*** Information shown ***

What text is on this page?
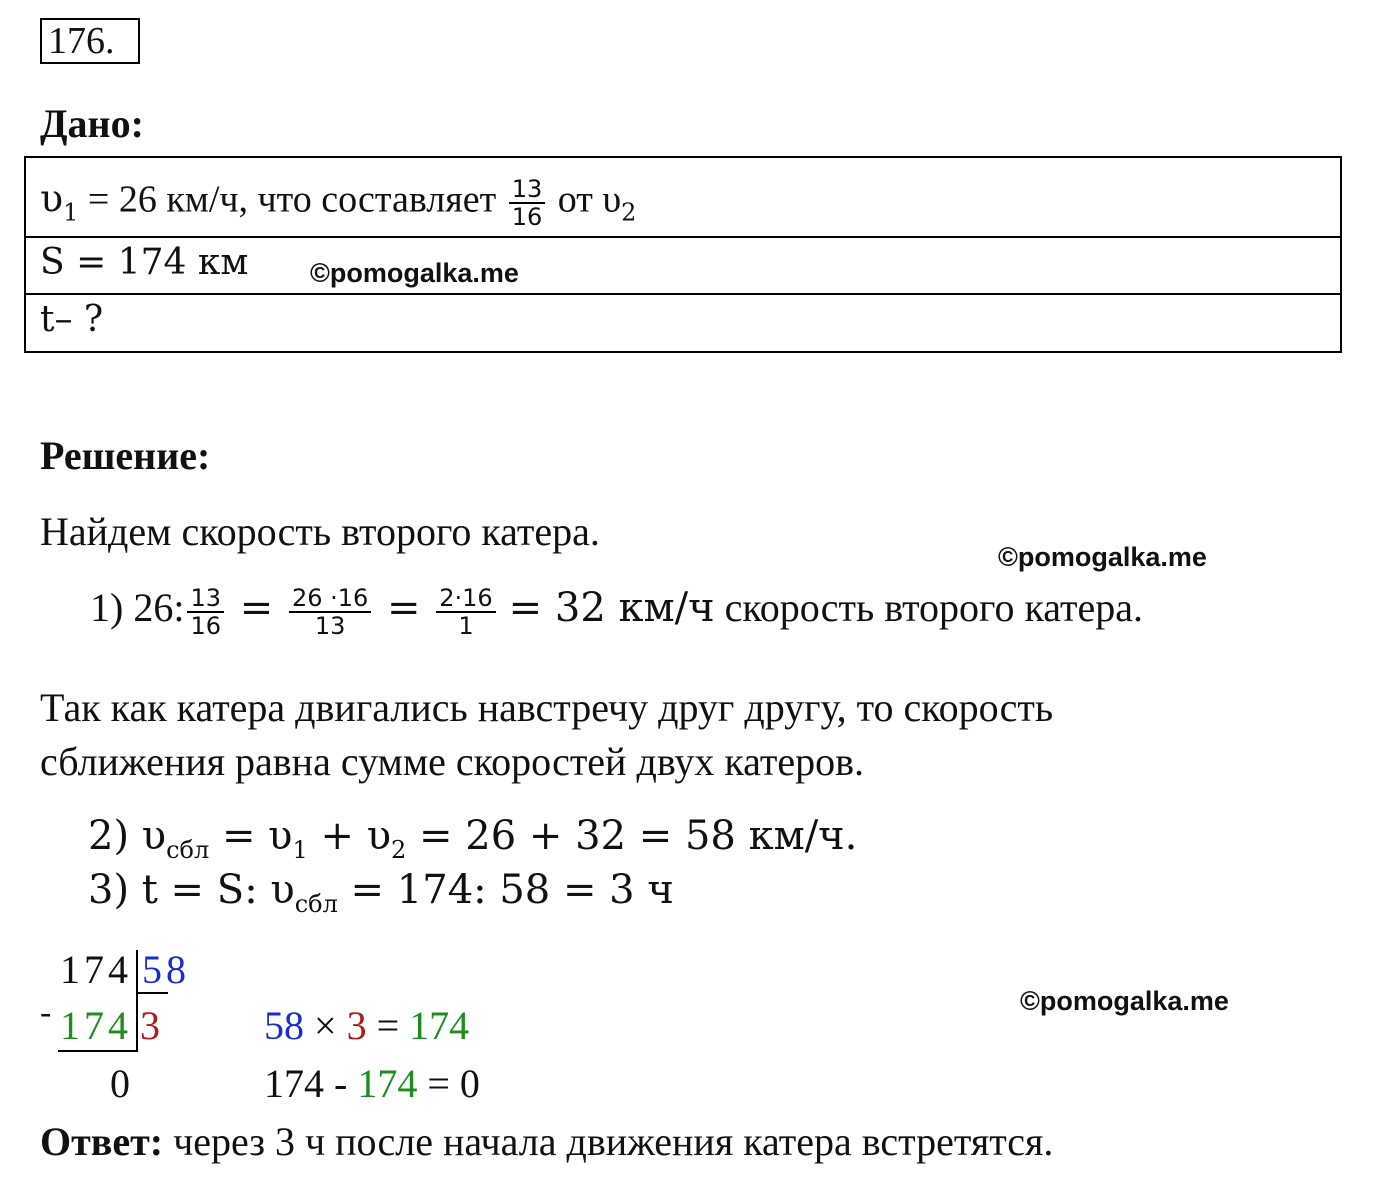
176.
Дано:
$\upsilon_1 = 26$ км/ч, что составляет $\frac{13}{16}$ от $\upsilon_2$
S = 174 км ©pomogalka.me
t– ?
Решение:
Найдем скорость второго катера.
©pomogalka.me
1) 26: $\frac{13}{16} = \frac{26 \cdot 16}{13} = \frac{2\cdot 16}{1} = 32$ км/ч скорость второго катера.
Так как катера двигались навстречу друг другу, то скорость
сближения равна сумме скоростей двух катеров.
2) $\upsilon_{сбл} = \upsilon_1 + \upsilon_2 = 26 + 32 = 58$ км/ч.
3) t = S: $\upsilon_{сбл} = 174$: 58 = 3 ч
-
174 58
174 3
0
58 × 3 = 174
174 - 174 = 0
©pomogalka.me
Ответ: через 3 ч после начала движения катера встретятся.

***

Objective: Repeat verbatim all the material, but not the pictures.

Solution to this problem:
What text is on this page?
176.
Дано:
$\upsilon_1 = 26$ км/ч, что составляет $\frac{13}{16}$ от $\upsilon_2$
S = 174 км ©pomogalka.me
t– ?
Решение:
Найдем скорость второго катера.
©pomogalka.me
1) 26: $\frac{13}{16} = \frac{26 \cdot 16}{13} = \frac{2\cdot 16}{1} = 32$ км/ч скорость второго катера.
Так как катера двигались навстречу друг другу, то скорость
сближения равна сумме скоростей двух катеров.
2) $\upsilon_{сбл} = \upsilon_1 + \upsilon_2 = 26 + 32 = 58$ км/ч.
3) t = S: $\upsilon_{сбл} = 174$: 58 = 3 ч
-
174 58
174 3
0
58 × 3 = 174
174 - 174 = 0
©pomogalka.me
Ответ: через 3 ч после начала движения катера встретятся.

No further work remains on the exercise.